Pilotos de Fórmula 1 desconhecidos
Outro dia
alguém lançou essa resenha num grupo do Facebook, e obviamente, muita gente não
entendeu o intuito. Imagino que tenham confundido “desconhecido” com “indevidamente
reconhecido” ou pilotos que caíram no ostracismo com o passar dos anos, apesar
de conhecidos na época. Para mim, piloto desconhecido seria um piloto que
chegou à categoria apesar de pouco pedigrê quantitativo e qualitativo em
categorias inferiores, e que fez umas poucas tentativas, frequentemente, uma única
tentativa de correr na F-1.
Cada qual
tem sua opinião, e respeito isso. Porém, no Brasil muitos consideram que Lance
Stroll não tem nenhum mérito, e que não deveria estar na F-1. Oras, o rapaz foi
campeão europeu de F-3 em 2016, e ganhou nada menos do que 14 corridas! Ainda
lembro que as “realizações” da galera brasileira que invadiu a F-3 inglesa em
1974 eram celebradas como conquistas!!! Um número grande de pilotos brazucas se
aventurou naquele campeonato, naquele ano, e apesar de pouquíssimos
concorrentes de modo geral (algumas corridas tinham menos de dez participantes),
somente Alex Dias Ribeiro ganhou duas corridas! Os quintos e sextos lugares
eram efusivamente celebrados como títulos. Sergey Sirotkin também não é um mau
piloto. Certamente os dois são melhores ou tão bons quanto qualquer piloto
brasileiro no mercado. Se seus pais são bilionários, isto não é demérito
técnico. Ao vencedor as batatas...e aos perdedores as cascas.

Desafios ::
**a.** Liste todos os pilotos mencionados pelo nome no texto sobre pilotos de Fórmula 1.
**b.** Segundo o texto sobre pilotos de Fórmula 1, quantas corridas Lance Stroll venceu ao ser campeão europeu de F-3 em 2016?
**c.** Escreva a continuação do texto sobre pilotos de Fórmula 1 a partir do ponto em que ele termina.
As entradas abaixo não são necessárias.

Entradas exibidas ::
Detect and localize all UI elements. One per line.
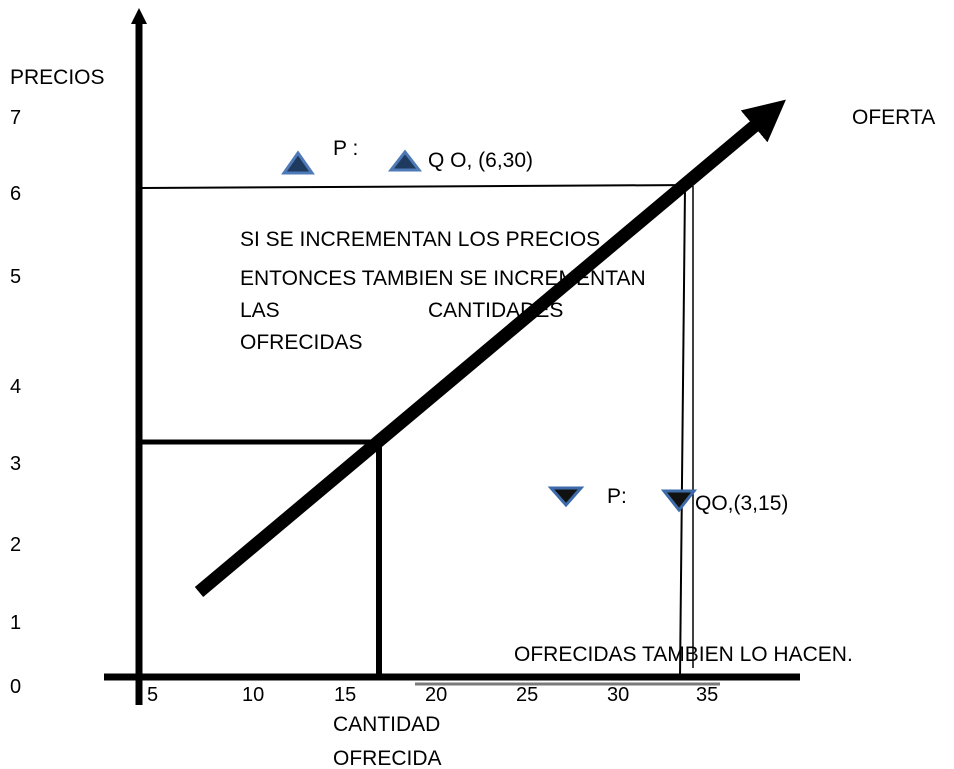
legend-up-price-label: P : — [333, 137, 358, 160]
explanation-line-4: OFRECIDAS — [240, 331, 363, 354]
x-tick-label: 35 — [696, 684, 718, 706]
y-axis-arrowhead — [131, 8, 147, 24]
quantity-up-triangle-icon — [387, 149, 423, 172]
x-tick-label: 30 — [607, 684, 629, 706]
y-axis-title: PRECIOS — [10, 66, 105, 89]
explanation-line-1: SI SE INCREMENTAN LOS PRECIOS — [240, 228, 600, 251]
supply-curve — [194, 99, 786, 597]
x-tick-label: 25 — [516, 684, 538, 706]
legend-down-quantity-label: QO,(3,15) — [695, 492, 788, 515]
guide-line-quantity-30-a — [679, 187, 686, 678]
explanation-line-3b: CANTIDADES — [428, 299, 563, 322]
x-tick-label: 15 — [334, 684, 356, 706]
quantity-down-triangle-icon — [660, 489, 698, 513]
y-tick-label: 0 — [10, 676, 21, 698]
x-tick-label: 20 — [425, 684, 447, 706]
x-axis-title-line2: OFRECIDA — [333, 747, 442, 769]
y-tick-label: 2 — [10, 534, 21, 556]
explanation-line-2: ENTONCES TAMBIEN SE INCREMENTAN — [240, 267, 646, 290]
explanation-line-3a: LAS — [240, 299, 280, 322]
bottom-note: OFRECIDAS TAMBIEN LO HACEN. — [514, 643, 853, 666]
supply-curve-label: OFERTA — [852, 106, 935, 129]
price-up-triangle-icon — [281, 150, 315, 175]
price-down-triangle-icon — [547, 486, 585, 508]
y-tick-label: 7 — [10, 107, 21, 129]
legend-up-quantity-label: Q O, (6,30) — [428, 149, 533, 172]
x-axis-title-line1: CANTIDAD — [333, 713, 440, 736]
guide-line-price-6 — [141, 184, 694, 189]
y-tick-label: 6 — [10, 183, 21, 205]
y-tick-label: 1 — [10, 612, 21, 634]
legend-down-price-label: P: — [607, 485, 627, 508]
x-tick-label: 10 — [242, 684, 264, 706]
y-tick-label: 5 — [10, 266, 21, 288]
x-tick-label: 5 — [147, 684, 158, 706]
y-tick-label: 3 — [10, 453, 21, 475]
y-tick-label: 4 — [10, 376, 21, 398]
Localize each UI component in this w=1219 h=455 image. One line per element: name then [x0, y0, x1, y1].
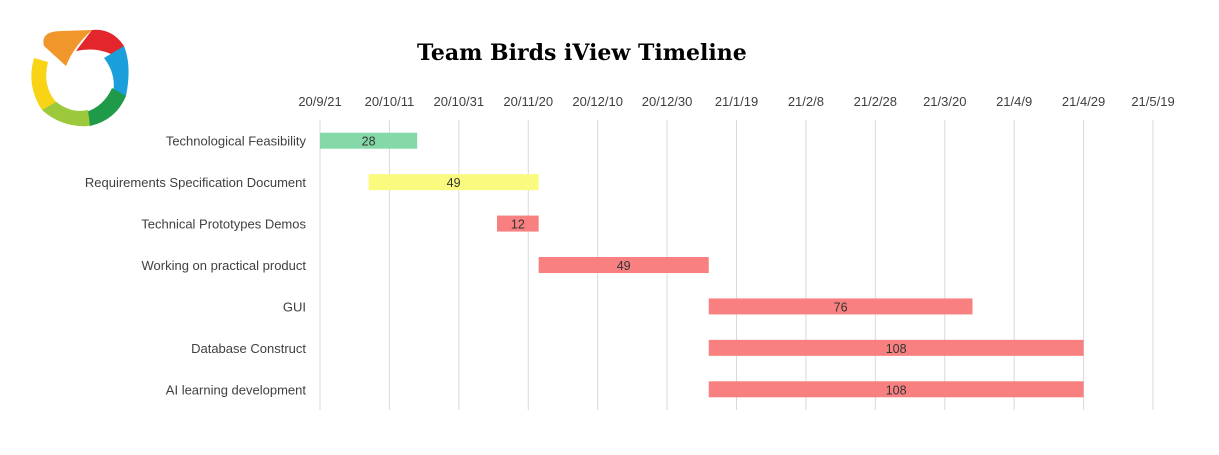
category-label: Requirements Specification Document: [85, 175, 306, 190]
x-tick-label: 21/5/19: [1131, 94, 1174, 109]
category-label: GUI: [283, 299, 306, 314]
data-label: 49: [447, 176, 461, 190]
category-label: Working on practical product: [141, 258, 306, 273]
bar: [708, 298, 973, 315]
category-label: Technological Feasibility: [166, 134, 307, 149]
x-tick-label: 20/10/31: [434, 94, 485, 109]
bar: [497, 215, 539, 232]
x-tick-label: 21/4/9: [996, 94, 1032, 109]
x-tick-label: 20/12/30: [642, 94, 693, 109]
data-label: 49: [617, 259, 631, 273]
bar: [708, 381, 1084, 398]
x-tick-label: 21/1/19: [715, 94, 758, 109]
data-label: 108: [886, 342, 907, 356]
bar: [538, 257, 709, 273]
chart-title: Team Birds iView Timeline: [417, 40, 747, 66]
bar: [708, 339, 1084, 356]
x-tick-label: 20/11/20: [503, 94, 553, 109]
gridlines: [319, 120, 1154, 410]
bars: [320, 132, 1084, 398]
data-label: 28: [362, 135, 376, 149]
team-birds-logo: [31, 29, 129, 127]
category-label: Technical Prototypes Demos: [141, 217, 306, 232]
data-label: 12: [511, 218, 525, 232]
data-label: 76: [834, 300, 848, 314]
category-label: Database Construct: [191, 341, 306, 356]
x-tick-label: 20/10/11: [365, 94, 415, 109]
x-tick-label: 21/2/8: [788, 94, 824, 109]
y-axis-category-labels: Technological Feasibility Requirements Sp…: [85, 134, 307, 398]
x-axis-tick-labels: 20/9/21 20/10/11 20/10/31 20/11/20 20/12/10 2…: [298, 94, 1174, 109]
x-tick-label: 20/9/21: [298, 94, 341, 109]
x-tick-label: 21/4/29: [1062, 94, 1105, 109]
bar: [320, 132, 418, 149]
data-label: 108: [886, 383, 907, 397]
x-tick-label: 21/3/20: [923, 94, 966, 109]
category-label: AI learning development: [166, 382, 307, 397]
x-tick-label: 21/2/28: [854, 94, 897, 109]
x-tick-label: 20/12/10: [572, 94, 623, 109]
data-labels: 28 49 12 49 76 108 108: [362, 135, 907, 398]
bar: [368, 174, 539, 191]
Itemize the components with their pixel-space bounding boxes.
==
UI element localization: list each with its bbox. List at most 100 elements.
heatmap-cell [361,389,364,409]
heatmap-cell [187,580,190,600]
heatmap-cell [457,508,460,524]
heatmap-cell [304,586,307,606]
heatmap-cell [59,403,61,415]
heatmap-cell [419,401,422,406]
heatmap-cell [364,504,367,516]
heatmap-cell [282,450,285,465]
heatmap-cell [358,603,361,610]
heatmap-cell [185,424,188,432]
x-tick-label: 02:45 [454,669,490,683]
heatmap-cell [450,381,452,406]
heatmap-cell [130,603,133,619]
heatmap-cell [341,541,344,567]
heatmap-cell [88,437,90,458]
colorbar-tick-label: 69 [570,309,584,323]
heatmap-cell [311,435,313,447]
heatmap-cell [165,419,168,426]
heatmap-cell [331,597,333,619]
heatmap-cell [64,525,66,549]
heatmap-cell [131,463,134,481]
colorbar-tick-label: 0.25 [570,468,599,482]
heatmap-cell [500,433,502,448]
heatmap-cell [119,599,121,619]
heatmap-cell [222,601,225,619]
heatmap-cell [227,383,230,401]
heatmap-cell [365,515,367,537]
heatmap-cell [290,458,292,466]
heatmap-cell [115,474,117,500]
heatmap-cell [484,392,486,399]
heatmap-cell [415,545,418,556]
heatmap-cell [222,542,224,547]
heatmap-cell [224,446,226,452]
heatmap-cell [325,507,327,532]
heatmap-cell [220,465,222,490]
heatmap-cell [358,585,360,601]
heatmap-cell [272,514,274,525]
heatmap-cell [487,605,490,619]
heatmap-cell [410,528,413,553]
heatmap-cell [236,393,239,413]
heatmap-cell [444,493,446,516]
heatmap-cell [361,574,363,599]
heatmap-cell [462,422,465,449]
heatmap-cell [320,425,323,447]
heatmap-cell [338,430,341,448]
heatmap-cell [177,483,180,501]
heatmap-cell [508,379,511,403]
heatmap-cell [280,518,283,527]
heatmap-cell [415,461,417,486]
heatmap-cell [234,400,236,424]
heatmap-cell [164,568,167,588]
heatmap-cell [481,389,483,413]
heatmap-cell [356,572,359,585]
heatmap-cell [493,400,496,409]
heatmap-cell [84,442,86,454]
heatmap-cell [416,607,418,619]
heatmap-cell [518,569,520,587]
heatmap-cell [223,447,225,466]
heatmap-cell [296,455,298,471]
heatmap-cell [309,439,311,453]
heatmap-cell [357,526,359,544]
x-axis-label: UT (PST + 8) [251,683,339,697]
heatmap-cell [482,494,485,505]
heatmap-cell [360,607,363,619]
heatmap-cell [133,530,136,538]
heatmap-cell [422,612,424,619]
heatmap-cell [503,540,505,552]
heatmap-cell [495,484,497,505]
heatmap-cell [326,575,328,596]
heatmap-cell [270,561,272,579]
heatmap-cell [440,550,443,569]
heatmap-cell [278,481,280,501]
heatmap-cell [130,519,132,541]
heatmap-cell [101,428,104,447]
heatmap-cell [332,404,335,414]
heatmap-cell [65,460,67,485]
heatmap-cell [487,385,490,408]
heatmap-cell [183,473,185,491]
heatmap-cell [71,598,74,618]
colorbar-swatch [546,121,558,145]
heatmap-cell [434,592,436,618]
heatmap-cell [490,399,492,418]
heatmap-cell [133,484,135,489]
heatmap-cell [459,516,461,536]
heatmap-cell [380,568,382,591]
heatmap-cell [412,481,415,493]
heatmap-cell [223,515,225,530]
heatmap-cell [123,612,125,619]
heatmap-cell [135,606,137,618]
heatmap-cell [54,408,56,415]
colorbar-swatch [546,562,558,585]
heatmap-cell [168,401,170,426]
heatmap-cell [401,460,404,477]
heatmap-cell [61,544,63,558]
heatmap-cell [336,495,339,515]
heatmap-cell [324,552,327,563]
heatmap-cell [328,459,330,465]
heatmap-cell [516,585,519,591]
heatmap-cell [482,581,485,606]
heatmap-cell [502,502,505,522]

Resultados do exercício ::
**a.** Lance Stroll, Alex Dias Ribeiro e Sergey Sirotkin.

**b.** Venceu 14 corridas.

**c.**
Voltando ao
assunto. Na década de 70, houve um fluxo muito grande destes pilotos “desconhecidos”
na F-1, por diversos fatores. Primeiro, havia uma quantidade imensa de motores
Cosworth na praça. Segundo, durante boa parte da década, diversos construtores
venderam chassis antigos para quem aparecesse com alguma grana – McLaren, Surtees,
Brabham, Hesketh, Tyrrel, Williams, Penske, sem contar a March, que fornecia
chassis novos e vendia antigos. Até mesmo uma Ferrari particular apareceu numa
corrida extra-campeonato na década, com Giancarlo Martini. Terceiro, fazer uma
corridinha ou outra não custava tanto dinheiro assim, quinze a vinte-cinco mil
dólares. Assim, apareceram diversos “privateers” e equipes como RAM e BS Fabrications,
cuja existência se resumia a alugar carros para rent-a-drivers. Alguns
construtores como Shadow, Surtees e Williams também alugaram carros para
pilotos “desconhecidos” nesta época. Eventualmente, a F-1 foi se organizando.
Equipes de 1 carro foram proibidas, equipes passaram a ser obrigadas a disputar
todas as corridas do campeonato, foi proibido usar chassis produzidos por terceiros e até mudanças de patrocínio de uma corrida
para outra foram restritas ou proibidas. Ou seja, quem diz que hoje é a era do
rent-a-drive na F-1, certamente não conhece o esporte.
Comecemos então.
Muitos “desconhecidos”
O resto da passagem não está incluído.